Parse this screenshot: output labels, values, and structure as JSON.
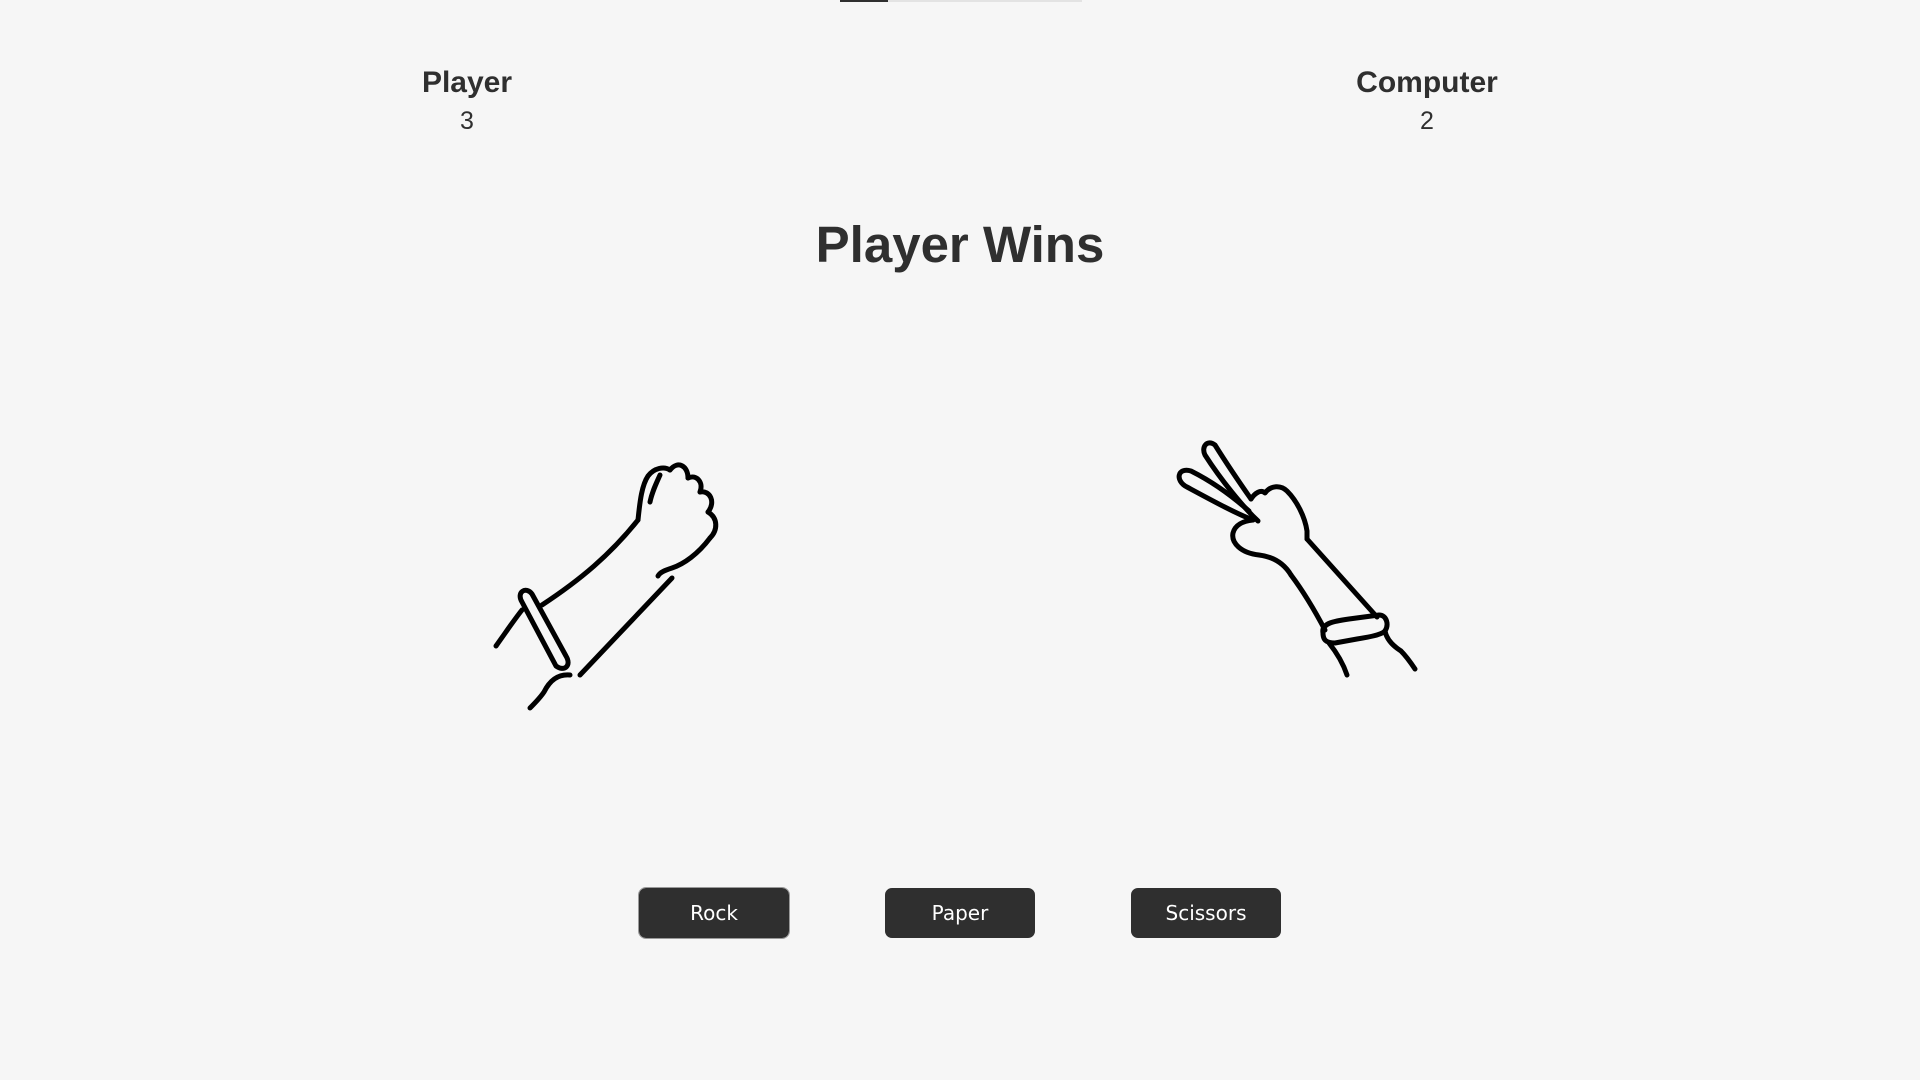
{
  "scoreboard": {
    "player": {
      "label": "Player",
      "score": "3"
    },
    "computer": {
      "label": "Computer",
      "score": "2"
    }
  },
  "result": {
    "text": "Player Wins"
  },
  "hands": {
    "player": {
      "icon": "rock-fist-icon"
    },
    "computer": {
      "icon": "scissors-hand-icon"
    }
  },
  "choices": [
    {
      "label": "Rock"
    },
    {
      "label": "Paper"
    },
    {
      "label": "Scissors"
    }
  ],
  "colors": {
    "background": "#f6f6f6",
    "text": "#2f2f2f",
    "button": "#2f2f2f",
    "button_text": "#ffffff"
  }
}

> Aim
The records above should be reproduced exactly, with no pictures included.

> Written response
Parse this screenshot: output labels, values, and structure as JSON.
{
  "scoreboard": {
    "player": {
      "label": "Player",
      "score": "3"
    },
    "computer": {
      "label": "Computer",
      "score": "2"
    }
  },
  "result": {
    "text": "Player Wins"
  },
  "hands": {
    "player": {
      "icon": "rock-fist-icon"
    },
    "computer": {
      "icon": "scissors-hand-icon"
    }
  },
  "choices": [
    {
      "label": "Rock"
    },
    {
      "label": "Paper"
    },
    {
      "label": "Scissors"
    }
  ],
  "colors": {
    "background": "#f6f6f6",
    "text": "#2f2f2f",
    "button": "#2f2f2f",
    "button_text": "#ffffff"
  }
}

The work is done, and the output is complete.